STATED EXERCISE:
Repeat every record exactly, but keep images out of the copy.

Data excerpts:

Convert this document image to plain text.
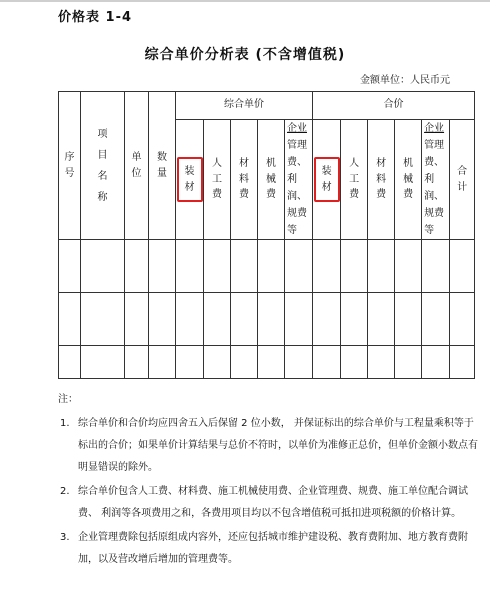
价格表 1-4
综合单价分析表 (不含增值税)
金额单位：人民币元
序号	项目名称	单位	数量	综合单价					合价					
				装材	人工费	材料费	机械费	企业管理费、利润、规费等	装材	人工费	材料费	机械费	企业管理费、利润、规费等	合计

注：
1. 综合单价和合价均应四舍五入后保留 2 位小数， 并保证标出的综合单价与工程量乘积等于标出的合价；如果单价计算结果与总价不符时，以单价为准修正总价，但单价金额小数点有明显错误的除外。
2. 综合单价包含人工费、材料费、施工机械使用费、企业管理费、规费、施工单位配合调试费、 利润等各项费用之和，各费用项目均以不包含增值税可抵扣进项税额的价格计算。
3. 企业管理费除包括原组成内容外，还应包括城市维护建设税、教育费附加、地方教育费附加，以及营改增后增加的管理费等。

FULL SOLUTION:
Convert this document image to plain text.
价格表 1-4
综合单价分析表 (不含增值税)
金额单位：人民币元
序号	项目名称	单位	数量	综合单价					合价					
				装材	人工费	材料费	机械费	企业管理费、利润、规费等	装材	人工费	材料费	机械费	企业管理费、利润、规费等	合计

注：
1. 综合单价和合价均应四舍五入后保留 2 位小数， 并保证标出的综合单价与工程量乘积等于标出的合价；如果单价计算结果与总价不符时，以单价为准修正总价，但单价金额小数点有明显错误的除外。
2. 综合单价包含人工费、材料费、施工机械使用费、企业管理费、规费、施工单位配合调试费、 利润等各项费用之和，各费用项目均以不包含增值税可抵扣进项税额的价格计算。
3. 企业管理费除包括原组成内容外，还应包括城市维护建设税、教育费附加、地方教育费附加，以及营改增后增加的管理费等。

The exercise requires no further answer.